● **WRITTEN INSTRUCTION**: Transcribe all of the material below word for word and leave out its pictures.

+-------+

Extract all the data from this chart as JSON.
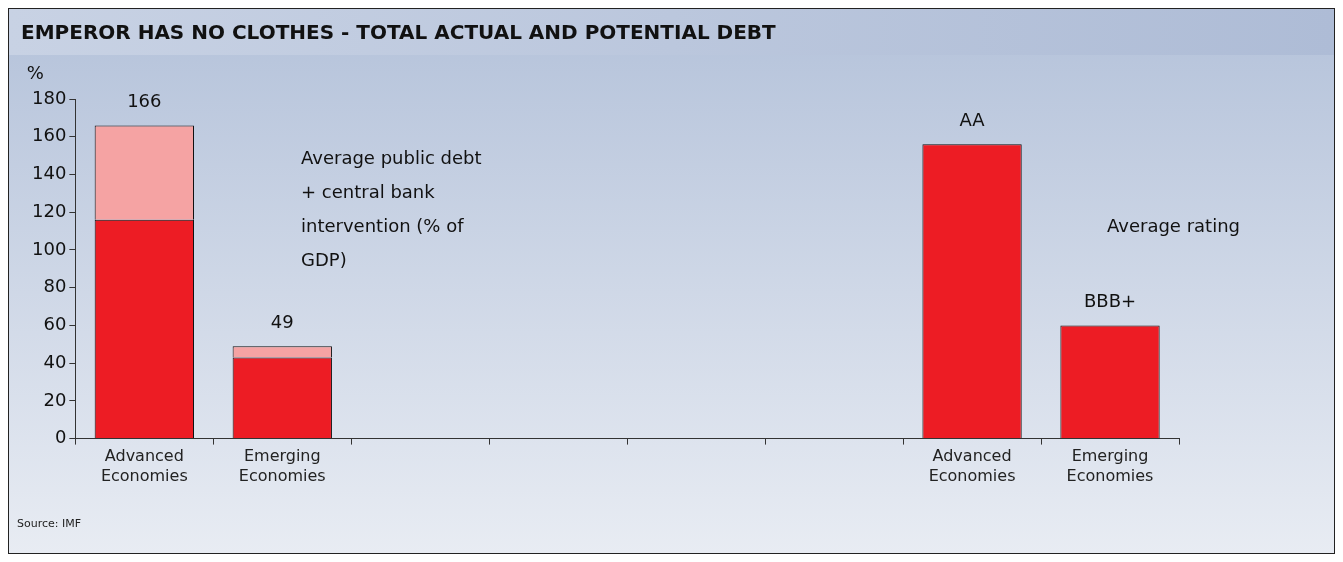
{
  "chart_data": {
    "type": "bar",
    "title": "EMPEROR HAS NO CLOTHES - TOTAL ACTUAL AND POTENTIAL DEBT",
    "ylabel": "%",
    "categories": [
      "Advanced Economies",
      "Emerging Economies",
      null,
      null,
      null,
      null,
      "Advanced Economies",
      "Emerging Economies"
    ],
    "series": [
      {
        "color": "#ed1c24",
        "values": [
          116,
          43,
          null,
          null,
          null,
          null,
          156,
          60
        ]
      },
      {
        "color": "#f5a3a3",
        "values": [
          50,
          6,
          null,
          null,
          null,
          null,
          null,
          null
        ]
      }
    ],
    "stacked": true,
    "totals": [
      "166",
      "49",
      null,
      null,
      null,
      null,
      "AA",
      "BBB+"
    ],
    "ylim": [
      0,
      180
    ],
    "yticks": [
      0,
      20,
      40,
      60,
      80,
      100,
      120,
      140,
      160,
      180
    ],
    "grid": false,
    "legend": false,
    "annotations": [
      "Average public debt + central bank intervention (% of GDP)",
      "Average rating",
      "Source: IMF"
    ]
  }
}
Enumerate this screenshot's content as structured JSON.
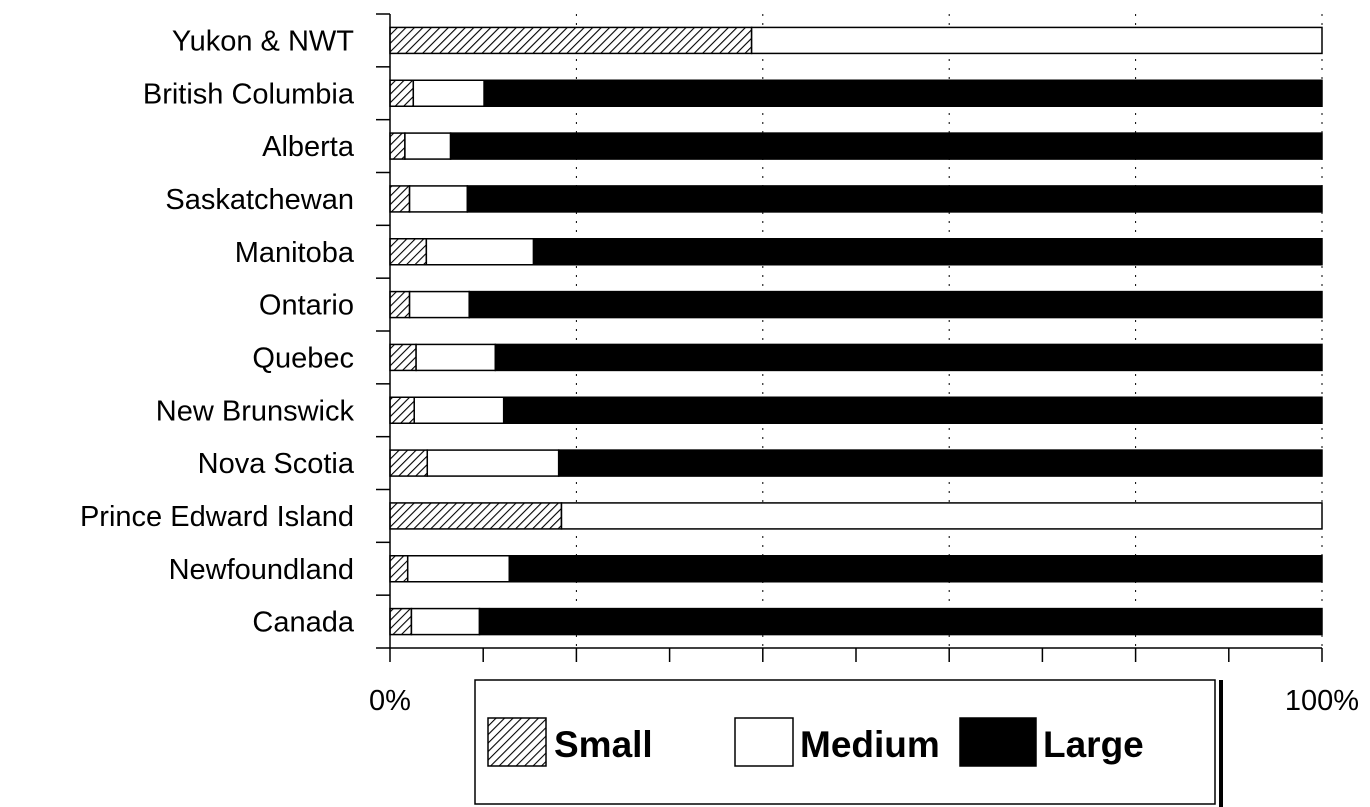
{
  "chart_data": {
    "type": "bar",
    "orientation": "horizontal",
    "stacked": "percent",
    "categories": [
      "Yukon & NWT",
      "British Columbia",
      "Alberta",
      "Saskatchewan",
      "Manitoba",
      "Ontario",
      "Quebec",
      "New Brunswick",
      "Nova Scotia",
      "Prince Edward Island",
      "Newfoundland",
      "Canada"
    ],
    "series": [
      {
        "name": "Small",
        "pattern": "hatch",
        "color": "#ffffff",
        "values": [
          38.8,
          2.5,
          1.6,
          2.1,
          3.9,
          2.1,
          2.8,
          2.6,
          4.0,
          18.4,
          1.9,
          2.3
        ]
      },
      {
        "name": "Medium",
        "color": "#ffffff",
        "values": [
          61.2,
          7.6,
          4.9,
          6.2,
          11.5,
          6.4,
          8.5,
          9.6,
          14.1,
          81.6,
          10.9,
          7.3
        ]
      },
      {
        "name": "Large",
        "color": "#000000",
        "values": [
          0,
          89.9,
          93.5,
          91.7,
          84.6,
          91.5,
          88.7,
          87.8,
          81.9,
          0,
          87.2,
          90.4
        ]
      }
    ],
    "xlim": [
      0,
      100
    ],
    "xticks": [
      "0%",
      "20%",
      "40%",
      "60%",
      "80%",
      "100%"
    ],
    "grid": "vertical-dotted",
    "legend_position": "bottom"
  }
}
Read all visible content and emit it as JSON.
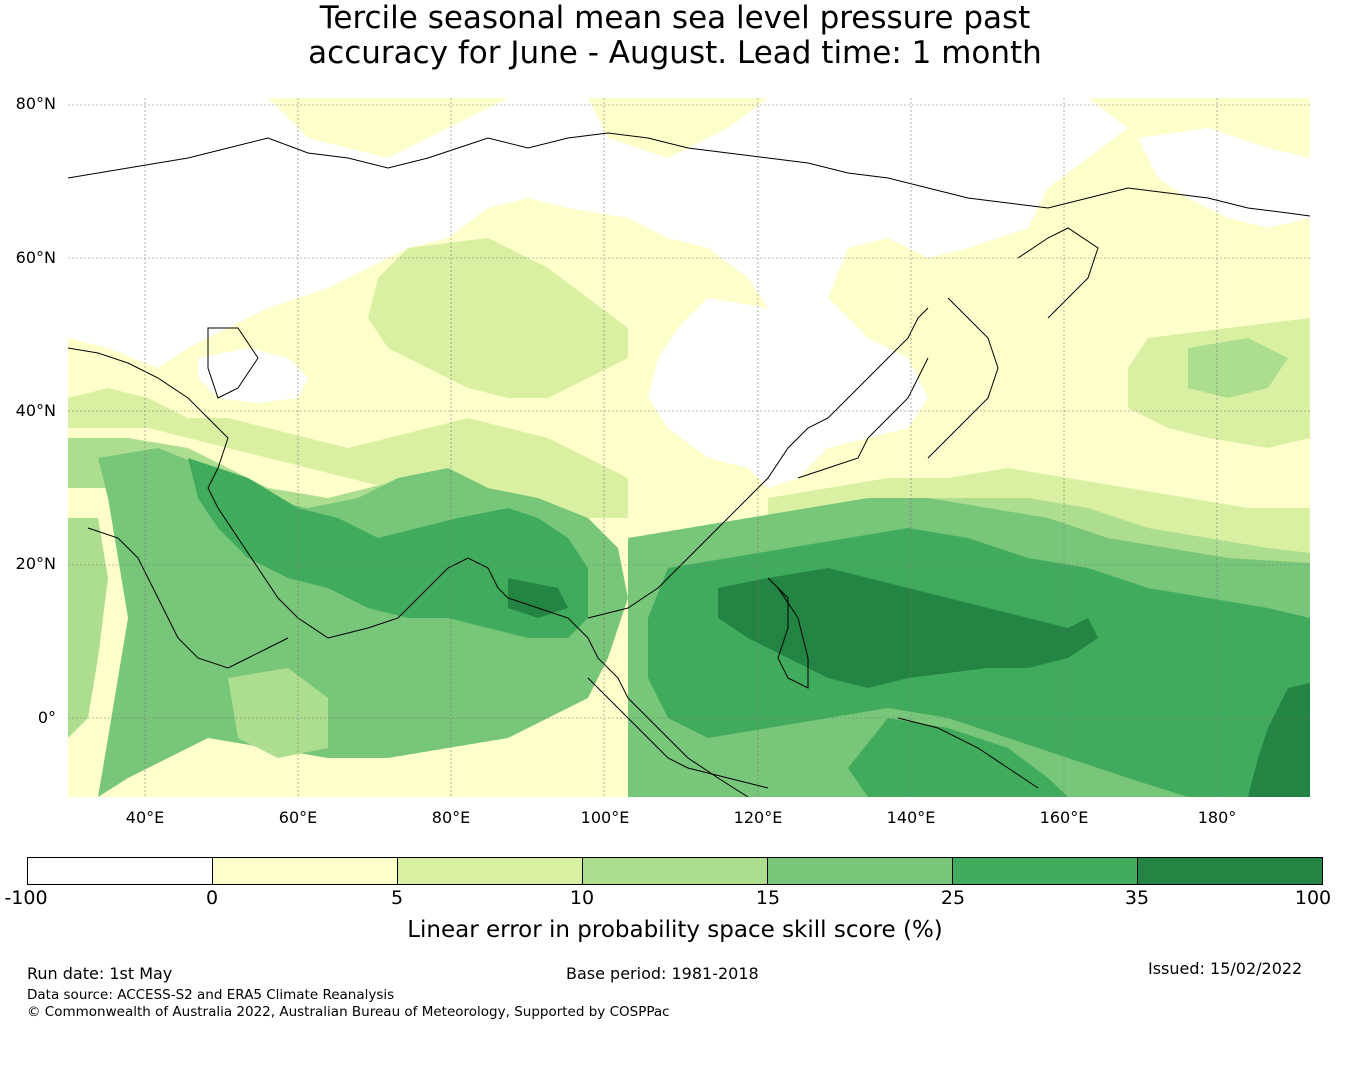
{
  "title": {
    "line1": "Tercile seasonal mean sea level pressure past",
    "line2": "accuracy for June - August. Lead time: 1 month"
  },
  "map": {
    "lat_labels": [
      "80°N",
      "60°N",
      "40°N",
      "20°N",
      "0°"
    ],
    "lon_labels": [
      "40°E",
      "60°E",
      "80°E",
      "100°E",
      "120°E",
      "140°E",
      "160°E",
      "180°"
    ],
    "extent": {
      "lon": [
        30,
        192
      ],
      "lat": [
        -10,
        81
      ]
    }
  },
  "colorbar": {
    "label": "Linear error in probability space skill score (%)",
    "ticks": [
      "-100",
      "0",
      "5",
      "10",
      "15",
      "25",
      "35",
      "100"
    ],
    "colors": [
      "#ffffff",
      "#ffffcc",
      "#d9f0a3",
      "#addd8e",
      "#78c679",
      "#41ab5d",
      "#238443"
    ]
  },
  "footer": {
    "run_date": "Run date: 1st May",
    "base_period": "Base period: 1981-2018",
    "issued": "Issued: 15/02/2022",
    "data_source": "Data source: ACCESS-S2 and ERA5 Climate Reanalysis",
    "copyright": "© Commonwealth of Australia 2022, Australian Bureau of Meteorology, Supported by COSPPac"
  }
}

+-------+

● **WRITTEN ANSWER**:
Extract all the data from this chart as JSON.
{
  "chart_data": {
    "type": "bar",
    "title": "EMPEROR HAS NO CLOTHES - TOTAL ACTUAL AND POTENTIAL DEBT",
    "ylabel": "%",
    "categories": [
      "Advanced Economies",
      "Emerging Economies",
      null,
      null,
      null,
      null,
      "Advanced Economies",
      "Emerging Economies"
    ],
    "series": [
      {
        "color": "#ed1c24",
        "values": [
          116,
          43,
          null,
          null,
          null,
          null,
          156,
          60
        ]
      },
      {
        "color": "#f5a3a3",
        "values": [
          50,
          6,
          null,
          null,
          null,
          null,
          null,
          null
        ]
      }
    ],
    "stacked": true,
    "totals": [
      "166",
      "49",
      null,
      null,
      null,
      null,
      "AA",
      "BBB+"
    ],
    "ylim": [
      0,
      180
    ],
    "yticks": [
      0,
      20,
      40,
      60,
      80,
      100,
      120,
      140,
      160,
      180
    ],
    "grid": false,
    "legend": false,
    "annotations": [
      "Average public debt + central bank intervention (% of GDP)",
      "Average rating",
      "Source: IMF"
    ]
  }
}
Enumerate this screenshot's content as structured JSON.
{
  "chart_data": {
    "type": "bar",
    "orientation": "horizontal",
    "stacked": "percent",
    "categories": [
      "Yukon & NWT",
      "British Columbia",
      "Alberta",
      "Saskatchewan",
      "Manitoba",
      "Ontario",
      "Quebec",
      "New Brunswick",
      "Nova Scotia",
      "Prince Edward Island",
      "Newfoundland",
      "Canada"
    ],
    "series": [
      {
        "name": "Small",
        "pattern": "hatch",
        "color": "#ffffff",
        "values": [
          38.8,
          2.5,
          1.6,
          2.1,
          3.9,
          2.1,
          2.8,
          2.6,
          4.0,
          18.4,
          1.9,
          2.3
        ]
      },
      {
        "name": "Medium",
        "color": "#ffffff",
        "values": [
          61.2,
          7.6,
          4.9,
          6.2,
          11.5,
          6.4,
          8.5,
          9.6,
          14.1,
          81.6,
          10.9,
          7.3
        ]
      },
      {
        "name": "Large",
        "color": "#000000",
        "values": [
          0,
          89.9,
          93.5,
          91.7,
          84.6,
          91.5,
          88.7,
          87.8,
          81.9,
          0,
          87.2,
          90.4
        ]
      }
    ],
    "xlim": [
      0,
      100
    ],
    "xticks": [
      "0%",
      "20%",
      "40%",
      "60%",
      "80%",
      "100%"
    ],
    "grid": "vertical-dotted",
    "legend_position": "bottom"
  }
}
Read all visible content and emit it as JSON.
{
  "title": {
    "line1": "Tercile seasonal mean sea level pressure past",
    "line2": "accuracy for June - August. Lead time: 1 month"
  },
  "map": {
    "lat_labels": [
      "80°N",
      "60°N",
      "40°N",
      "20°N",
      "0°"
    ],
    "lon_labels": [
      "40°E",
      "60°E",
      "80°E",
      "100°E",
      "120°E",
      "140°E",
      "160°E",
      "180°"
    ],
    "extent": {
      "lon": [
        30,
        192
      ],
      "lat": [
        -10,
        81
      ]
    }
  },
  "colorbar": {
    "label": "Linear error in probability space skill score (%)",
    "ticks": [
      "-100",
      "0",
      "5",
      "10",
      "15",
      "25",
      "35",
      "100"
    ],
    "colors": [
      "#ffffff",
      "#ffffcc",
      "#d9f0a3",
      "#addd8e",
      "#78c679",
      "#41ab5d",
      "#238443"
    ]
  },
  "footer": {
    "run_date": "Run date: 1st May",
    "base_period": "Base period: 1981-2018",
    "issued": "Issued: 15/02/2022",
    "data_source": "Data source: ACCESS-S2 and ERA5 Climate Reanalysis",
    "copyright": "© Commonwealth of Australia 2022, Australian Bureau of Meteorology, Supported by COSPPac"
  }
}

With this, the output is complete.